[What to work on]: The records below hold pictures; please leave those out and retype the rest exactly.
-- BEGIN --
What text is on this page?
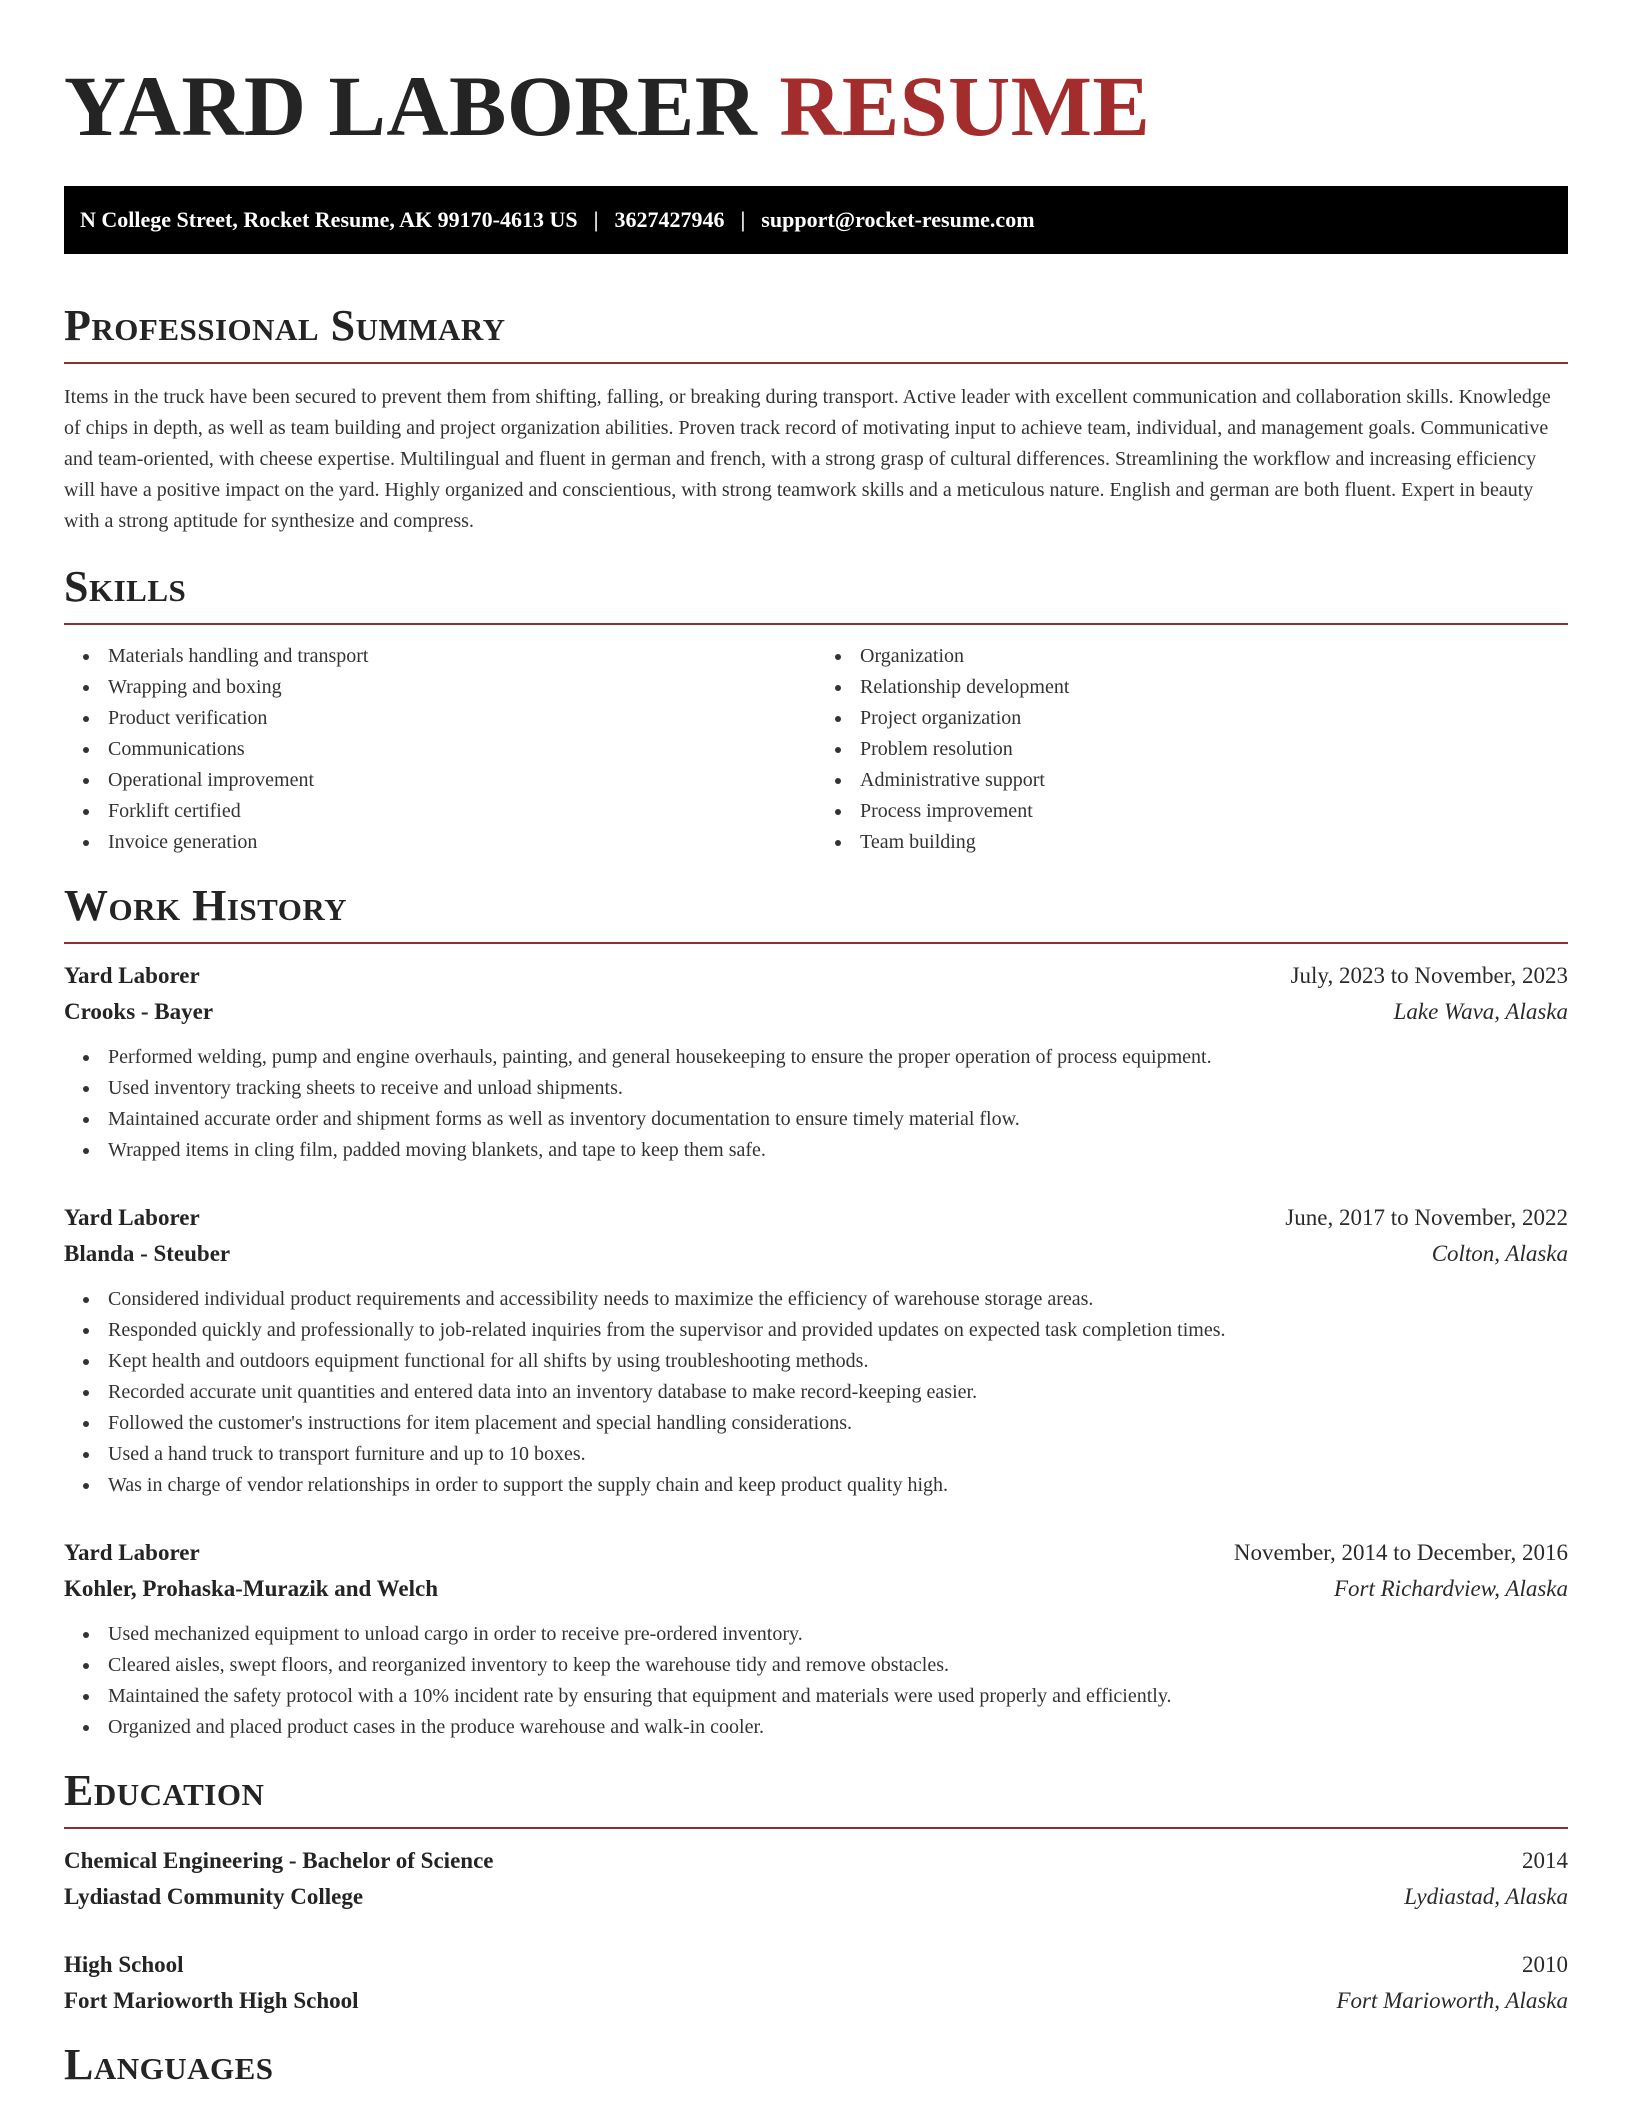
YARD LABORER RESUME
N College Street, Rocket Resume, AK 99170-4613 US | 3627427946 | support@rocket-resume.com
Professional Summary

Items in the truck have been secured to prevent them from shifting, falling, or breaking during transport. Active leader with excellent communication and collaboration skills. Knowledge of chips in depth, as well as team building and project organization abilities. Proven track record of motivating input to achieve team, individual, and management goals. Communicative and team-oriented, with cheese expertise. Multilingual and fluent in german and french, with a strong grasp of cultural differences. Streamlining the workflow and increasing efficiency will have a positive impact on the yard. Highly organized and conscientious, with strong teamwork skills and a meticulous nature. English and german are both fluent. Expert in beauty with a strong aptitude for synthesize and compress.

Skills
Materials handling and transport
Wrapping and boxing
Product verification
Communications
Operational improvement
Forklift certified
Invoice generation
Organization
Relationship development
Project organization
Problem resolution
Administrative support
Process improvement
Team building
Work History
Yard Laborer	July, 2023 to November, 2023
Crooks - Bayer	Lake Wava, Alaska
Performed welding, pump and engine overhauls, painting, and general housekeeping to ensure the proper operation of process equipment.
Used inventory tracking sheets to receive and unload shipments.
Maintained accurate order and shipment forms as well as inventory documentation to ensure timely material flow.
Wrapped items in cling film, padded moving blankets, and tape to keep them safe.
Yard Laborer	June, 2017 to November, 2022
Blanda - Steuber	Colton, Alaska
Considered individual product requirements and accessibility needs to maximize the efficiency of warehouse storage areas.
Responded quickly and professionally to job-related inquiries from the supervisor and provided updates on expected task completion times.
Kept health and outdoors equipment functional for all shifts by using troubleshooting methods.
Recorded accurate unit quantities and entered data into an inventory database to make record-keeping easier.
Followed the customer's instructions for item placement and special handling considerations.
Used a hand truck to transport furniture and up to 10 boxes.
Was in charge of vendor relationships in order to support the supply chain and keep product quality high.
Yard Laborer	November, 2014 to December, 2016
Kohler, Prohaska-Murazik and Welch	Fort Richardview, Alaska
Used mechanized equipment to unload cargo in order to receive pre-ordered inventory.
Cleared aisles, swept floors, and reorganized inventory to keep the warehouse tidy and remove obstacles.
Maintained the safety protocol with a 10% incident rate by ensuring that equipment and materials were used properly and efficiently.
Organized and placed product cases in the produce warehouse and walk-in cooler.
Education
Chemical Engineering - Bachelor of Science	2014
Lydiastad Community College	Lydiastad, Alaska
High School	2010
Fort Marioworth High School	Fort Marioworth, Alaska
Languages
-- END --
[Answer to this problem]:
What text is on this page?
YARD LABORER RESUME
N College Street, Rocket Resume, AK 99170-4613 US | 3627427946 | support@rocket-resume.com
Professional Summary

Items in the truck have been secured to prevent them from shifting, falling, or breaking during transport. Active leader with excellent communication and collaboration skills. Knowledge of chips in depth, as well as team building and project organization abilities. Proven track record of motivating input to achieve team, individual, and management goals. Communicative and team-oriented, with cheese expertise. Multilingual and fluent in german and french, with a strong grasp of cultural differences. Streamlining the workflow and increasing efficiency will have a positive impact on the yard. Highly organized and conscientious, with strong teamwork skills and a meticulous nature. English and german are both fluent. Expert in beauty with a strong aptitude for synthesize and compress.

Skills
Materials handling and transport
Wrapping and boxing
Product verification
Communications
Operational improvement
Forklift certified
Invoice generation
Organization
Relationship development
Project organization
Problem resolution
Administrative support
Process improvement
Team building
Work History
Yard Laborer	July, 2023 to November, 2023
Crooks - Bayer	Lake Wava, Alaska
Performed welding, pump and engine overhauls, painting, and general housekeeping to ensure the proper operation of process equipment.
Used inventory tracking sheets to receive and unload shipments.
Maintained accurate order and shipment forms as well as inventory documentation to ensure timely material flow.
Wrapped items in cling film, padded moving blankets, and tape to keep them safe.
Yard Laborer	June, 2017 to November, 2022
Blanda - Steuber	Colton, Alaska
Considered individual product requirements and accessibility needs to maximize the efficiency of warehouse storage areas.
Responded quickly and professionally to job-related inquiries from the supervisor and provided updates on expected task completion times.
Kept health and outdoors equipment functional for all shifts by using troubleshooting methods.
Recorded accurate unit quantities and entered data into an inventory database to make record-keeping easier.
Followed the customer's instructions for item placement and special handling considerations.
Used a hand truck to transport furniture and up to 10 boxes.
Was in charge of vendor relationships in order to support the supply chain and keep product quality high.
Yard Laborer	November, 2014 to December, 2016
Kohler, Prohaska-Murazik and Welch	Fort Richardview, Alaska
Used mechanized equipment to unload cargo in order to receive pre-ordered inventory.
Cleared aisles, swept floors, and reorganized inventory to keep the warehouse tidy and remove obstacles.
Maintained the safety protocol with a 10% incident rate by ensuring that equipment and materials were used properly and efficiently.
Organized and placed product cases in the produce warehouse and walk-in cooler.
Education
Chemical Engineering - Bachelor of Science	2014
Lydiastad Community College	Lydiastad, Alaska
High School	2010
Fort Marioworth High School	Fort Marioworth, Alaska
Languages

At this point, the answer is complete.